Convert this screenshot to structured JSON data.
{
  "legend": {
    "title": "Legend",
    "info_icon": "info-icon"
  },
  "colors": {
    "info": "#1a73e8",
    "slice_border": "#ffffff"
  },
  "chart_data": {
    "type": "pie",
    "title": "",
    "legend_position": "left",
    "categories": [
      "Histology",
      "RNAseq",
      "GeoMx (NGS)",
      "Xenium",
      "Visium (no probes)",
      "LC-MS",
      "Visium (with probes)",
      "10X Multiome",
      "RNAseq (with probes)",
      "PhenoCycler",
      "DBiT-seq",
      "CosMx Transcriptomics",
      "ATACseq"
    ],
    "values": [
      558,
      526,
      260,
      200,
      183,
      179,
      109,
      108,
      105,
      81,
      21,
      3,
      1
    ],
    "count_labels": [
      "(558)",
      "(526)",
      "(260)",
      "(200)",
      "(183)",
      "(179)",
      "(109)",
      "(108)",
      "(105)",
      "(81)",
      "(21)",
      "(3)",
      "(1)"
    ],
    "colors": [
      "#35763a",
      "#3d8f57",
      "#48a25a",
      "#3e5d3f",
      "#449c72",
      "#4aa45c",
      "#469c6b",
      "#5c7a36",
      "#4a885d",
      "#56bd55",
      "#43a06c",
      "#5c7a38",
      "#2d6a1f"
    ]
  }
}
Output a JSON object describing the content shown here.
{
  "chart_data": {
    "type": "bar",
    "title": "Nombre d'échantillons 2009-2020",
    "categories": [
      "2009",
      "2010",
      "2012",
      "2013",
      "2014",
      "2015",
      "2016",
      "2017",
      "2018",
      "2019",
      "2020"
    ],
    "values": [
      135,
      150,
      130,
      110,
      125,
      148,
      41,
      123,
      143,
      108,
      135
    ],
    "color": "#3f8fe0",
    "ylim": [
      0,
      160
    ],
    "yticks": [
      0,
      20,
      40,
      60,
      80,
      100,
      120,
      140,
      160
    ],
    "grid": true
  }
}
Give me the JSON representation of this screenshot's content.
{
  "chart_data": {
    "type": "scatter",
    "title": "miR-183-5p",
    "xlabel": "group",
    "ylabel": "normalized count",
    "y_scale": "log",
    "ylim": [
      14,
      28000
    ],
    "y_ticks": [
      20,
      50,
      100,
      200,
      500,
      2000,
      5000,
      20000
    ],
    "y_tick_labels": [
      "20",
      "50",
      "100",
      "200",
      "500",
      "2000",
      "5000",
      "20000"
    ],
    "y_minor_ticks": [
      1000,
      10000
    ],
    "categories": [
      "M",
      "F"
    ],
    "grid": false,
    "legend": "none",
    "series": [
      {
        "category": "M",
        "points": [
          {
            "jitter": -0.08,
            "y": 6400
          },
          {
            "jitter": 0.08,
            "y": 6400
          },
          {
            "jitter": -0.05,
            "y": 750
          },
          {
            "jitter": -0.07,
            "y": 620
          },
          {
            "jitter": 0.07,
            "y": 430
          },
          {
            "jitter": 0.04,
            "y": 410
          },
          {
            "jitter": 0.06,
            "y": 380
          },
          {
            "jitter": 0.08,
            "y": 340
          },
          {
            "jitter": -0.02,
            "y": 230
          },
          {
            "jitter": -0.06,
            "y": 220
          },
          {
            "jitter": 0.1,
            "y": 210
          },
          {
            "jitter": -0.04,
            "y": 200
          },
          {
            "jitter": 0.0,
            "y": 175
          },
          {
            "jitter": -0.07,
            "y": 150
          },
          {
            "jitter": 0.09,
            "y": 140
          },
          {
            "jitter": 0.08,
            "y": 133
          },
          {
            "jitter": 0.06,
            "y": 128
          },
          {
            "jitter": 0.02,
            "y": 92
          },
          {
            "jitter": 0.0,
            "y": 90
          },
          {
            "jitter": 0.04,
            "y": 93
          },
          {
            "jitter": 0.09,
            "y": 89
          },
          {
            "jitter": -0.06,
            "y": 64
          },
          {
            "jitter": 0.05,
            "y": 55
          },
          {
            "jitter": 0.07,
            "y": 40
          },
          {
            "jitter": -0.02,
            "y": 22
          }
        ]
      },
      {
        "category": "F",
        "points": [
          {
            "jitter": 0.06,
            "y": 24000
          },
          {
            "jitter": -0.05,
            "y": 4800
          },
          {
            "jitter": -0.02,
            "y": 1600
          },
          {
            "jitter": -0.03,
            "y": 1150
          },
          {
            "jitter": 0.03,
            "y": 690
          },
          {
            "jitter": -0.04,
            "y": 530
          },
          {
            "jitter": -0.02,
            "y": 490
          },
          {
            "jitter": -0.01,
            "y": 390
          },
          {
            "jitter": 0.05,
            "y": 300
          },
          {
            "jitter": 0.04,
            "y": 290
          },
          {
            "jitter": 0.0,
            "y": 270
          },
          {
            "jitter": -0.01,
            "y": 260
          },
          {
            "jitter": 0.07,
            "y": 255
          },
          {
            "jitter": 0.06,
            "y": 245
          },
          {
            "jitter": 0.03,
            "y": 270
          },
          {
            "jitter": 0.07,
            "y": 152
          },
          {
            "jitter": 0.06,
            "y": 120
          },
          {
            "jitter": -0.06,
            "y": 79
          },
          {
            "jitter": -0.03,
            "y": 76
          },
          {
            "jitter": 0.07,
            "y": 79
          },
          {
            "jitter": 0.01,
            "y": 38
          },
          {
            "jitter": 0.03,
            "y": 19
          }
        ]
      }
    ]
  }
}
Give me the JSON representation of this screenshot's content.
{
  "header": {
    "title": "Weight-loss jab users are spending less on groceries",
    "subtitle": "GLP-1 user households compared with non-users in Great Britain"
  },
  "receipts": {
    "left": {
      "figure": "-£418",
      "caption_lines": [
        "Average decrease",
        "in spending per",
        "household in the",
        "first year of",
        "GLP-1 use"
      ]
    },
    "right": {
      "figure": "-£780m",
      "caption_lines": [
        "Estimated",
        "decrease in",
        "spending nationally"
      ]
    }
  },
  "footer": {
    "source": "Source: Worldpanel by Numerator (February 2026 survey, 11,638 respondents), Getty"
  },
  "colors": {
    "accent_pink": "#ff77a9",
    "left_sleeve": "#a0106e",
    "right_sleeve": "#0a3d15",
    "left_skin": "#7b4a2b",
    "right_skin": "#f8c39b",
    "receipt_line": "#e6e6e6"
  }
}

- **Written exercise**: Reproduce each line holding the word "with".

- **Answer for the task**:
      "Visium (with probes)",
      "RNAseq (with probes)",
    "subtitle": "GLP-1 user households compared with non-users in Great Britain"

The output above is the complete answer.